Saved entries:
────

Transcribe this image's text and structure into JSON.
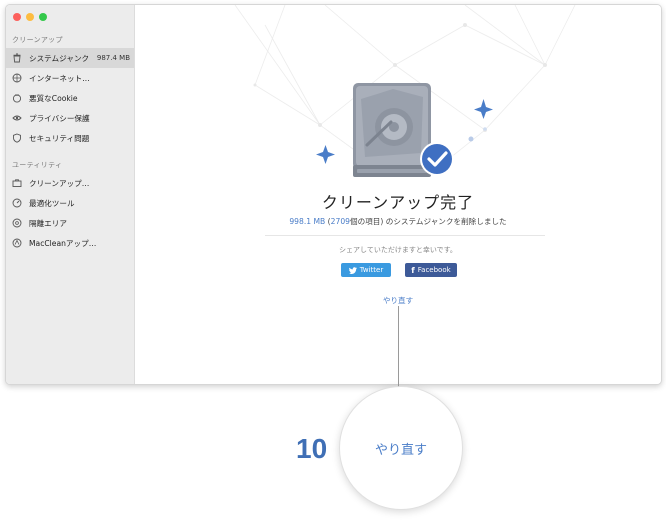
{
  "sidebar": {
    "section_cleanup": "クリーンアップ",
    "section_utility": "ユーティリティ",
    "items": [
      {
        "label": "システムジャンク",
        "size": "987.4 MB",
        "icon": "trash-icon"
      },
      {
        "label": "インターネット…",
        "icon": "globe-icon"
      },
      {
        "label": "悪質なCookie",
        "icon": "cookie-icon"
      },
      {
        "label": "プライバシー保護",
        "icon": "eye-icon"
      },
      {
        "label": "セキュリティ問題",
        "icon": "shield-icon"
      },
      {
        "label": "クリーンアップ…",
        "icon": "briefcase-icon"
      },
      {
        "label": "最適化ツール",
        "icon": "gauge-icon"
      },
      {
        "label": "隔離エリア",
        "icon": "quarantine-icon"
      },
      {
        "label": "MacCleanアップ…",
        "icon": "app-icon"
      }
    ]
  },
  "main": {
    "title": "クリーンアップ完了",
    "summary_size": "998.1 MB",
    "summary_open": " (",
    "summary_count": "2709",
    "summary_rest": "個の項目) のシステムジャンクを削除しました",
    "share_text": "シェアしていただけますと幸いです。",
    "twitter_label": "Twitter",
    "facebook_label": "Facebook",
    "redo_label": "やり直す"
  },
  "callout": {
    "step": "10",
    "label": "やり直す"
  },
  "colors": {
    "accent_blue": "#4a7dc8",
    "twitter": "#3a9ae0",
    "facebook": "#3d5a98",
    "close": "#fc605c",
    "minimize": "#fdbc40",
    "zoom": "#34c84a"
  }
}
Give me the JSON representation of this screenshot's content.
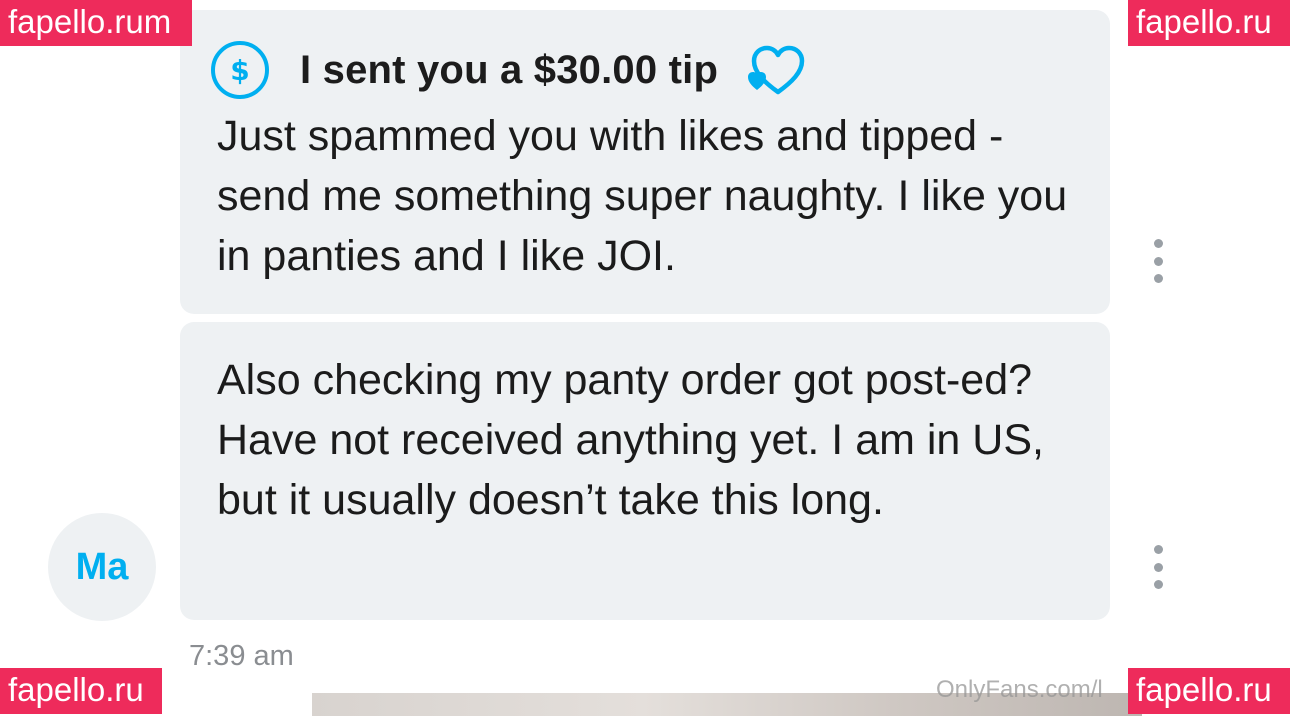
{
  "messages": [
    {
      "tip_text": "I sent you a $30.00 tip",
      "icon": "dollar-circle-icon",
      "tip_icon": "heart-icon",
      "text": "Just spammed you with likes and tipped - send me something super naughty. I like you in panties and I like JOI."
    },
    {
      "text": "Also checking my panty order got post-ed? Have not received anything yet. I am in US, but it usually doesn’t take this long."
    }
  ],
  "sender": {
    "avatar_initials": "Ma"
  },
  "timestamp": "7:39 am",
  "watermarks": {
    "top_left": "fapello.rum",
    "top_right": "fapello.ru",
    "bottom_left": "fapello.ru",
    "bottom_right": "fapello.ru",
    "onlyfans": "OnlyFans.com/l"
  },
  "colors": {
    "accent": "#00aff0",
    "bubble": "#eef1f3",
    "watermark_bg": "#ee2b5b"
  }
}
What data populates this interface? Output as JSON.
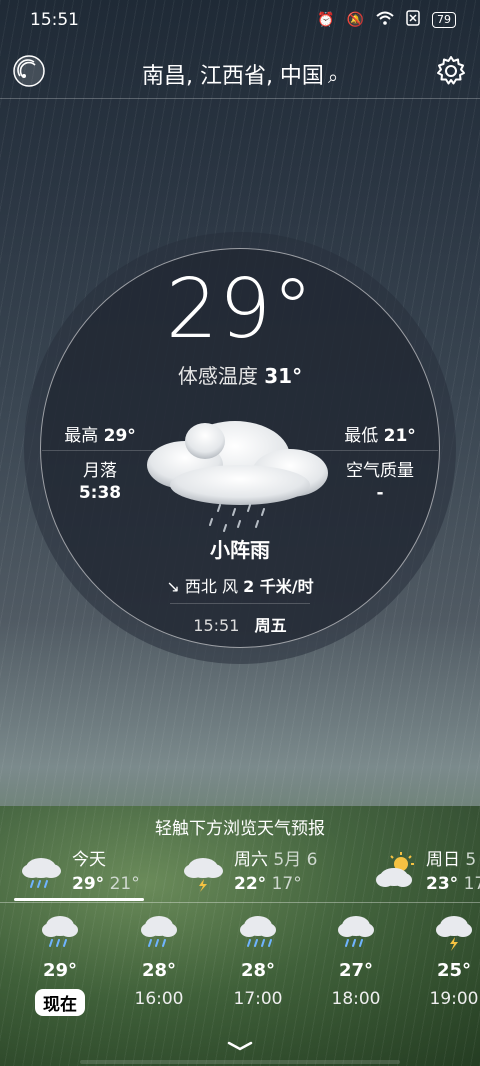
{
  "status": {
    "time": "15:51",
    "battery": "79"
  },
  "header": {
    "location": "南昌, 江西省, 中国"
  },
  "current": {
    "temp": "29°",
    "feels_label": "体感温度",
    "feels_value": "31°",
    "high_label": "最高",
    "high_value": "29°",
    "low_label": "最低",
    "low_value": "21°",
    "moonset_label": "月落",
    "moonset_value": "5:38",
    "aqi_label": "空气质量",
    "aqi_value": "-",
    "condition": "小阵雨",
    "wind_arrow": "↘",
    "wind_text": "西北 风",
    "wind_speed": "2 千米/时",
    "time": "15:51",
    "weekday": "周五"
  },
  "hint": "轻触下方浏览天气预报",
  "daily": [
    {
      "name": "今天",
      "date": "",
      "high": "29°",
      "low": "21°",
      "icon": "rain-cloud-icon"
    },
    {
      "name": "周六",
      "date": "5月 6",
      "high": "22°",
      "low": "17°",
      "icon": "thunder-cloud-icon"
    },
    {
      "name": "周日",
      "date": "5",
      "high": "23°",
      "low": "17",
      "icon": "partly-sunny-icon"
    }
  ],
  "hourly": [
    {
      "temp": "29°",
      "time": "现在",
      "icon": "rain-cloud-icon"
    },
    {
      "temp": "28°",
      "time": "16:00",
      "icon": "rain-cloud-icon"
    },
    {
      "temp": "28°",
      "time": "17:00",
      "icon": "rain-cloud-icon"
    },
    {
      "temp": "27°",
      "time": "18:00",
      "icon": "rain-cloud-icon"
    },
    {
      "temp": "25°",
      "time": "19:00",
      "icon": "thunder-cloud-icon"
    }
  ],
  "colors": {
    "rain_drop": "#6fb4ff",
    "sun": "#f5c242",
    "thunder": "#f5c242"
  }
}
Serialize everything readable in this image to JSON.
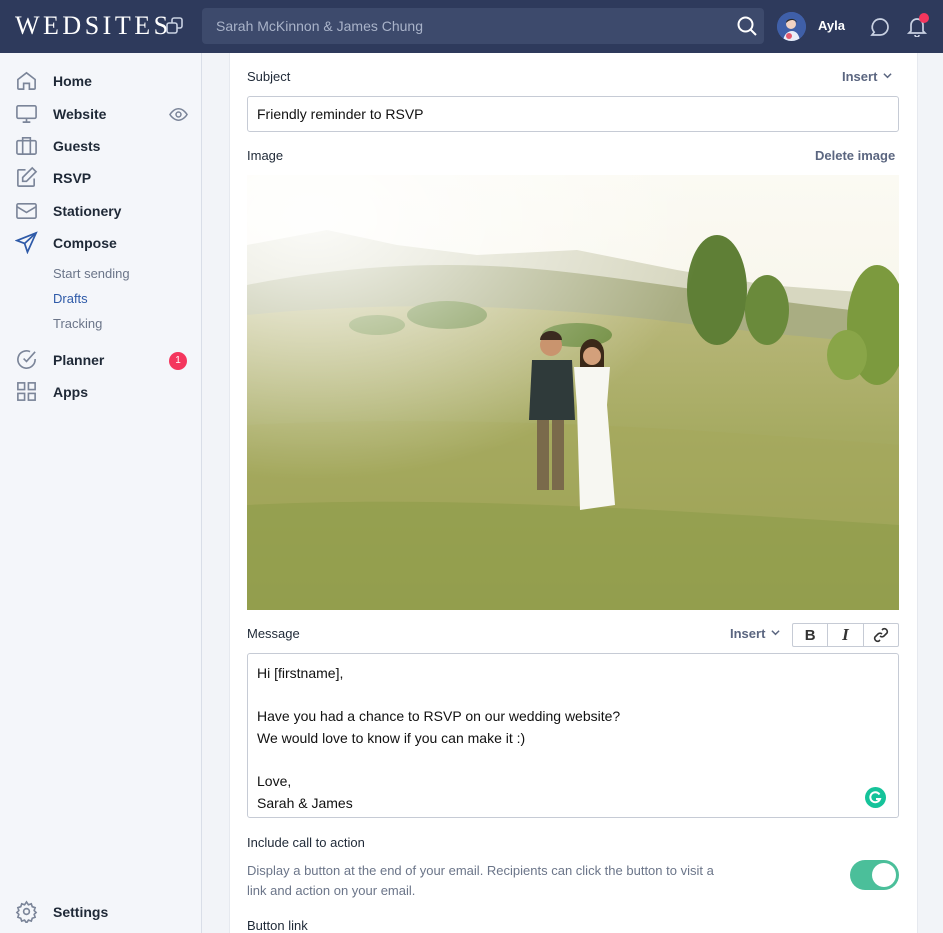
{
  "app": {
    "logo": "WEDSITES"
  },
  "search": {
    "placeholder": "Sarah McKinnon & James Chung"
  },
  "user": {
    "name": "Ayla"
  },
  "colors": {
    "topbar": "#2e3a5c",
    "accent": "#2e5aa8",
    "badge": "#f4365d",
    "toggle_on": "#4bbf9a"
  },
  "sidebar": {
    "items": [
      {
        "label": "Home",
        "icon": "home-icon"
      },
      {
        "label": "Website",
        "icon": "monitor-icon"
      },
      {
        "label": "Guests",
        "icon": "guests-icon"
      },
      {
        "label": "RSVP",
        "icon": "edit-icon"
      },
      {
        "label": "Stationery",
        "icon": "envelope-icon"
      },
      {
        "label": "Compose",
        "icon": "send-icon"
      },
      {
        "label": "Planner",
        "icon": "check-circle-icon",
        "badge": "1"
      },
      {
        "label": "Apps",
        "icon": "grid-icon"
      }
    ],
    "compose_sub": [
      {
        "label": "Start sending"
      },
      {
        "label": "Drafts",
        "active": true
      },
      {
        "label": "Tracking"
      }
    ],
    "settings_label": "Settings"
  },
  "form": {
    "subject_label": "Subject",
    "insert_label": "Insert",
    "subject_value": "Friendly reminder to RSVP",
    "image_label": "Image",
    "delete_image_label": "Delete image",
    "message_label": "Message",
    "message_lines": [
      "Hi [firstname],",
      "",
      "Have you had a chance to RSVP on our wedding website?",
      "We would love to know if you can make it :)",
      "",
      "Love,",
      "Sarah & James"
    ],
    "toolbar": {
      "bold": "B",
      "italic": "I"
    },
    "cta_label": "Include call to action",
    "cta_description": "Display a button at the end of your email. Recipients can click the button to visit a link and action on your email.",
    "cta_enabled": true,
    "button_link_label": "Button link"
  }
}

────

▶ OBJECTIVE: Your copy should match the records word for word, with the pictures removed.

▶ RESULT BELOW:
Transcribe this image's text and structure into JSON.
{
  "sidebar": {
    "section_cleanup": "クリーンアップ",
    "section_utility": "ユーティリティ",
    "items": [
      {
        "label": "システムジャンク",
        "size": "987.4 MB",
        "icon": "trash-icon"
      },
      {
        "label": "インターネット…",
        "icon": "globe-icon"
      },
      {
        "label": "悪質なCookie",
        "icon": "cookie-icon"
      },
      {
        "label": "プライバシー保護",
        "icon": "eye-icon"
      },
      {
        "label": "セキュリティ問題",
        "icon": "shield-icon"
      },
      {
        "label": "クリーンアップ…",
        "icon": "briefcase-icon"
      },
      {
        "label": "最適化ツール",
        "icon": "gauge-icon"
      },
      {
        "label": "隔離エリア",
        "icon": "quarantine-icon"
      },
      {
        "label": "MacCleanアップ…",
        "icon": "app-icon"
      }
    ]
  },
  "main": {
    "title": "クリーンアップ完了",
    "summary_size": "998.1 MB",
    "summary_open": " (",
    "summary_count": "2709",
    "summary_rest": "個の項目) のシステムジャンクを削除しました",
    "share_text": "シェアしていただけますと幸いです。",
    "twitter_label": "Twitter",
    "facebook_label": "Facebook",
    "redo_label": "やり直す"
  },
  "callout": {
    "step": "10",
    "label": "やり直す"
  },
  "colors": {
    "accent_blue": "#4a7dc8",
    "twitter": "#3a9ae0",
    "facebook": "#3d5a98",
    "close": "#fc605c",
    "minimize": "#fdbc40",
    "zoom": "#34c84a"
  }
}
Give me the JSON representation of this screenshot's content.
{
  "messages": [
    {
      "tip_text": "I sent you a $30.00 tip",
      "icon": "dollar-circle-icon",
      "tip_icon": "heart-icon",
      "text": "Just spammed you with likes and tipped - send me something super naughty. I like you in panties and I like JOI."
    },
    {
      "text": "Also checking my panty order got post-ed? Have not received anything yet. I am in US, but it usually doesn’t take this long."
    }
  ],
  "sender": {
    "avatar_initials": "Ma"
  },
  "timestamp": "7:39 am",
  "watermarks": {
    "top_left": "fapello.rum",
    "top_right": "fapello.ru",
    "bottom_left": "fapello.ru",
    "bottom_right": "fapello.ru",
    "onlyfans": "OnlyFans.com/l"
  },
  "colors": {
    "accent": "#00aff0",
    "bubble": "#eef1f3",
    "watermark_bg": "#ee2b5b"
  }
}
What data populates this interface? Output as JSON.
{
  "status": {
    "time": "15:51",
    "battery": "79"
  },
  "header": {
    "location": "南昌, 江西省, 中国"
  },
  "current": {
    "temp": "29°",
    "feels_label": "体感温度",
    "feels_value": "31°",
    "high_label": "最高",
    "high_value": "29°",
    "low_label": "最低",
    "low_value": "21°",
    "moonset_label": "月落",
    "moonset_value": "5:38",
    "aqi_label": "空气质量",
    "aqi_value": "-",
    "condition": "小阵雨",
    "wind_arrow": "↘",
    "wind_text": "西北 风",
    "wind_speed": "2 千米/时",
    "time": "15:51",
    "weekday": "周五"
  },
  "hint": "轻触下方浏览天气预报",
  "daily": [
    {
      "name": "今天",
      "date": "",
      "high": "29°",
      "low": "21°",
      "icon": "rain-cloud-icon"
    },
    {
      "name": "周六",
      "date": "5月 6",
      "high": "22°",
      "low": "17°",
      "icon": "thunder-cloud-icon"
    },
    {
      "name": "周日",
      "date": "5",
      "high": "23°",
      "low": "17",
      "icon": "partly-sunny-icon"
    }
  ],
  "hourly": [
    {
      "temp": "29°",
      "time": "现在",
      "icon": "rain-cloud-icon"
    },
    {
      "temp": "28°",
      "time": "16:00",
      "icon": "rain-cloud-icon"
    },
    {
      "temp": "28°",
      "time": "17:00",
      "icon": "rain-cloud-icon"
    },
    {
      "temp": "27°",
      "time": "18:00",
      "icon": "rain-cloud-icon"
    },
    {
      "temp": "25°",
      "time": "19:00",
      "icon": "thunder-cloud-icon"
    }
  ],
  "colors": {
    "rain_drop": "#6fb4ff",
    "sun": "#f5c242",
    "thunder": "#f5c242"
  }
}
Serialize everything readable in this image to JSON.
{
  "app": {
    "logo": "WEDSITES"
  },
  "search": {
    "placeholder": "Sarah McKinnon & James Chung"
  },
  "user": {
    "name": "Ayla"
  },
  "colors": {
    "topbar": "#2e3a5c",
    "accent": "#2e5aa8",
    "badge": "#f4365d",
    "toggle_on": "#4bbf9a"
  },
  "sidebar": {
    "items": [
      {
        "label": "Home",
        "icon": "home-icon"
      },
      {
        "label": "Website",
        "icon": "monitor-icon"
      },
      {
        "label": "Guests",
        "icon": "guests-icon"
      },
      {
        "label": "RSVP",
        "icon": "edit-icon"
      },
      {
        "label": "Stationery",
        "icon": "envelope-icon"
      },
      {
        "label": "Compose",
        "icon": "send-icon"
      },
      {
        "label": "Planner",
        "icon": "check-circle-icon",
        "badge": "1"
      },
      {
        "label": "Apps",
        "icon": "grid-icon"
      }
    ],
    "compose_sub": [
      {
        "label": "Start sending"
      },
      {
        "label": "Drafts",
        "active": true
      },
      {
        "label": "Tracking"
      }
    ],
    "settings_label": "Settings"
  },
  "form": {
    "subject_label": "Subject",
    "insert_label": "Insert",
    "subject_value": "Friendly reminder to RSVP",
    "image_label": "Image",
    "delete_image_label": "Delete image",
    "message_label": "Message",
    "message_lines": [
      "Hi [firstname],",
      "",
      "Have you had a chance to RSVP on our wedding website?",
      "We would love to know if you can make it :)",
      "",
      "Love,",
      "Sarah & James"
    ],
    "toolbar": {
      "bold": "B",
      "italic": "I"
    },
    "cta_label": "Include call to action",
    "cta_description": "Display a button at the end of your email. Recipients can click the button to visit a link and action on your email.",
    "cta_enabled": true,
    "button_link_label": "Button link"
  }
}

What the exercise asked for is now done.